● Given instruction
Using the listing below, report all lines holding the word "values".

##### Data listing #####

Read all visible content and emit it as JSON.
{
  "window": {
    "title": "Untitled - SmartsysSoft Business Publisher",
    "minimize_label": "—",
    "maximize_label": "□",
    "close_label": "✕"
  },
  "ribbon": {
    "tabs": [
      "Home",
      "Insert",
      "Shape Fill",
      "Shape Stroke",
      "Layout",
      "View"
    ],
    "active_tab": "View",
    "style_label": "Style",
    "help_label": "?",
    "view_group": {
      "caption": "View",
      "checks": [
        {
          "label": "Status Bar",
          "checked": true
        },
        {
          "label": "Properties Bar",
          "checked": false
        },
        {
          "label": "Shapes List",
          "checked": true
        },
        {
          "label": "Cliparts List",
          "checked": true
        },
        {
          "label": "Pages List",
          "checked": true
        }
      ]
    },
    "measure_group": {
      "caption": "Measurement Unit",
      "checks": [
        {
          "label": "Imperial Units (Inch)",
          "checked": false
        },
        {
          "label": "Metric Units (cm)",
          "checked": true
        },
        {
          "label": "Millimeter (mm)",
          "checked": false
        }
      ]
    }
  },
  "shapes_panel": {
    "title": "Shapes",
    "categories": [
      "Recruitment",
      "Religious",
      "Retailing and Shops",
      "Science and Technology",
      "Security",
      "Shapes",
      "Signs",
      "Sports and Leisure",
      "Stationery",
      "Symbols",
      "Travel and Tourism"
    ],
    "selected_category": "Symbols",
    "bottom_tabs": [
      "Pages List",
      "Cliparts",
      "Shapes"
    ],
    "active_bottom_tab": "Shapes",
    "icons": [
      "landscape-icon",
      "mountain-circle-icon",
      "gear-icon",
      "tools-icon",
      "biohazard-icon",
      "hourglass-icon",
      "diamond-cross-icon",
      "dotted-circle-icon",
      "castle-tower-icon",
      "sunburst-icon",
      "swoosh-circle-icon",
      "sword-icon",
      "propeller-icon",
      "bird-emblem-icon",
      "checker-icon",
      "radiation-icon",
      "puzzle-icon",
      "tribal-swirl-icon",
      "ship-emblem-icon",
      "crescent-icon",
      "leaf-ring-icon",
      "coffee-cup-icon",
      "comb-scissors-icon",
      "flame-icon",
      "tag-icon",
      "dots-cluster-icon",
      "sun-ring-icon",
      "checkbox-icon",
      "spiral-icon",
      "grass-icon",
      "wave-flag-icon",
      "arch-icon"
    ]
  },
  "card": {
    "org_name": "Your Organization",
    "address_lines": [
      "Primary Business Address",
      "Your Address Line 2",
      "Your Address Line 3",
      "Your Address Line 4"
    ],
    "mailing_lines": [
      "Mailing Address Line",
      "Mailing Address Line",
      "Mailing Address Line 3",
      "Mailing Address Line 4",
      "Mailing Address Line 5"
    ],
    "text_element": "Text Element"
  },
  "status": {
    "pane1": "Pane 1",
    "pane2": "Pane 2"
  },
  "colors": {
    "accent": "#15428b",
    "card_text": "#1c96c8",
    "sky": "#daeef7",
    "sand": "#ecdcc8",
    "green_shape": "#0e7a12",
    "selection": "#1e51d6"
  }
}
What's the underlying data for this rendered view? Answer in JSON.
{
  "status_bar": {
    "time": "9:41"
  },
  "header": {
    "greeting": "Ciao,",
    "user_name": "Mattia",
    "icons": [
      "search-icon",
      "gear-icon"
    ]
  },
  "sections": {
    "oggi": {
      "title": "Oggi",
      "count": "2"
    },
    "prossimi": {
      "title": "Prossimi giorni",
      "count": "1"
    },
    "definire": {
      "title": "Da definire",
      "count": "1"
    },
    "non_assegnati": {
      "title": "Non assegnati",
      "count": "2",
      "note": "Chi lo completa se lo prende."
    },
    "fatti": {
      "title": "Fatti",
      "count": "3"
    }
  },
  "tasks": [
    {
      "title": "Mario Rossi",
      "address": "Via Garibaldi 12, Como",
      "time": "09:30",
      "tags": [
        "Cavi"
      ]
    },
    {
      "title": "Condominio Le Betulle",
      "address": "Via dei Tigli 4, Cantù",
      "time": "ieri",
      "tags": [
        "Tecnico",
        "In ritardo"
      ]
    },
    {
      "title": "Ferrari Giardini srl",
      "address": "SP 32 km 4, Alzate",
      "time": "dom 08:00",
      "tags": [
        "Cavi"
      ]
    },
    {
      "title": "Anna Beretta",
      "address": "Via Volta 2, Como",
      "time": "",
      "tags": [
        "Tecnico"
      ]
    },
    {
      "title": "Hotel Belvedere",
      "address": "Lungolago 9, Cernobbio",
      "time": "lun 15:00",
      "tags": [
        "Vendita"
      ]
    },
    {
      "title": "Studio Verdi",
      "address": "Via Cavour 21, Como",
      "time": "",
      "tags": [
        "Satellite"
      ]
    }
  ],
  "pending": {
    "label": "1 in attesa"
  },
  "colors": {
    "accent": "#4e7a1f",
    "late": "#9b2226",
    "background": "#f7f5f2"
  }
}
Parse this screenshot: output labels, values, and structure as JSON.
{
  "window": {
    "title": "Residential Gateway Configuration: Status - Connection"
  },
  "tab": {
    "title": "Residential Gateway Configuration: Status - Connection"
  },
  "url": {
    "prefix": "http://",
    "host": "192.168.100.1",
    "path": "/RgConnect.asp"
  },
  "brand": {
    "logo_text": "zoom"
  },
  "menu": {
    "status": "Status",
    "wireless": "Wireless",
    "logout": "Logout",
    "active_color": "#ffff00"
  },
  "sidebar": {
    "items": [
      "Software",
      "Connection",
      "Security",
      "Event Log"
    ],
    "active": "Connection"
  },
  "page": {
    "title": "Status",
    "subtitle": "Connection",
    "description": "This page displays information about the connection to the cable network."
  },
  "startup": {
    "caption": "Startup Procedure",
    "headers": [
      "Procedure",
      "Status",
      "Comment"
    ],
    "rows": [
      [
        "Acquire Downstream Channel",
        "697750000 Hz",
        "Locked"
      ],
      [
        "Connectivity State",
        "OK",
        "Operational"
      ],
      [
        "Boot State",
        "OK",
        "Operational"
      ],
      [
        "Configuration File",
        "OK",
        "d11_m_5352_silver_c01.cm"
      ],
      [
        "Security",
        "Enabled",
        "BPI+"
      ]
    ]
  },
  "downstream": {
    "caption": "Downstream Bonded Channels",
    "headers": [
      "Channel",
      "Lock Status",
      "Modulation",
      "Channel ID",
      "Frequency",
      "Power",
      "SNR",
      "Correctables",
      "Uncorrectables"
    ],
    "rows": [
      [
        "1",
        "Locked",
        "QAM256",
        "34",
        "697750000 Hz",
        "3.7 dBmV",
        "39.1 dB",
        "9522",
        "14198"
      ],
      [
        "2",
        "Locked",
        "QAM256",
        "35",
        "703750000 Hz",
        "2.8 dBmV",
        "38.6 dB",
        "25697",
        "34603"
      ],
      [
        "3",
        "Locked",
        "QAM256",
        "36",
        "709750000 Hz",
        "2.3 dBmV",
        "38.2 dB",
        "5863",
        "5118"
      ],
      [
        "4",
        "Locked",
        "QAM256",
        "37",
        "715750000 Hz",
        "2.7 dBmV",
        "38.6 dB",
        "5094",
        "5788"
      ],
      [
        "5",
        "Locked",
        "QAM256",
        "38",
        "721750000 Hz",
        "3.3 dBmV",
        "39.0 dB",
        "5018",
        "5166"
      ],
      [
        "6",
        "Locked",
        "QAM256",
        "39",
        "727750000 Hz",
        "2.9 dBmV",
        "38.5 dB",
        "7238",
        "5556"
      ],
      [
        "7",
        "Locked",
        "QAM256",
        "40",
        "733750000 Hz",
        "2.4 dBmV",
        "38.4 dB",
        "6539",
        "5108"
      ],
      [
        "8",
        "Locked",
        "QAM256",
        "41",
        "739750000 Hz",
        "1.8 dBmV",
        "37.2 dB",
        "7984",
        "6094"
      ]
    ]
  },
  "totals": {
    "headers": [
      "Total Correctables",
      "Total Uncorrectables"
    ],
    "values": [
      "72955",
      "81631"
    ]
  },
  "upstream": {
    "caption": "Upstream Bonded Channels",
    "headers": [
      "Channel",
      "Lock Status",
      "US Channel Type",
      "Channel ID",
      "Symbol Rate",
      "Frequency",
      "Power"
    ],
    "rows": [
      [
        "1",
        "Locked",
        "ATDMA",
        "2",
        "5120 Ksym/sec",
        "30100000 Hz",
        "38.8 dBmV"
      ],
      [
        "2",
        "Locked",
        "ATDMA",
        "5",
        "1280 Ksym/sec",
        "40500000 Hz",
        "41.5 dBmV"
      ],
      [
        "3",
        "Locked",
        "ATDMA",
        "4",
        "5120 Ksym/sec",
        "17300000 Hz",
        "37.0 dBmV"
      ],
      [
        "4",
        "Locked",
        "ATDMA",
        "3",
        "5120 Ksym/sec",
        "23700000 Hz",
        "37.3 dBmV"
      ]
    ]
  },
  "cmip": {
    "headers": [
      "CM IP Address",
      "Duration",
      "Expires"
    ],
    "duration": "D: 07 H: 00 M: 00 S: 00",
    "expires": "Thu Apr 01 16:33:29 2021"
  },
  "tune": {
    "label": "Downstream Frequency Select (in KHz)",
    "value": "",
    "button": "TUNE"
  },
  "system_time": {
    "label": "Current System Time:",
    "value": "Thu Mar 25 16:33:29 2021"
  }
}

#####

● The answer
Parse this screenshot: output labels, values, and structure as JSON.
    "values": [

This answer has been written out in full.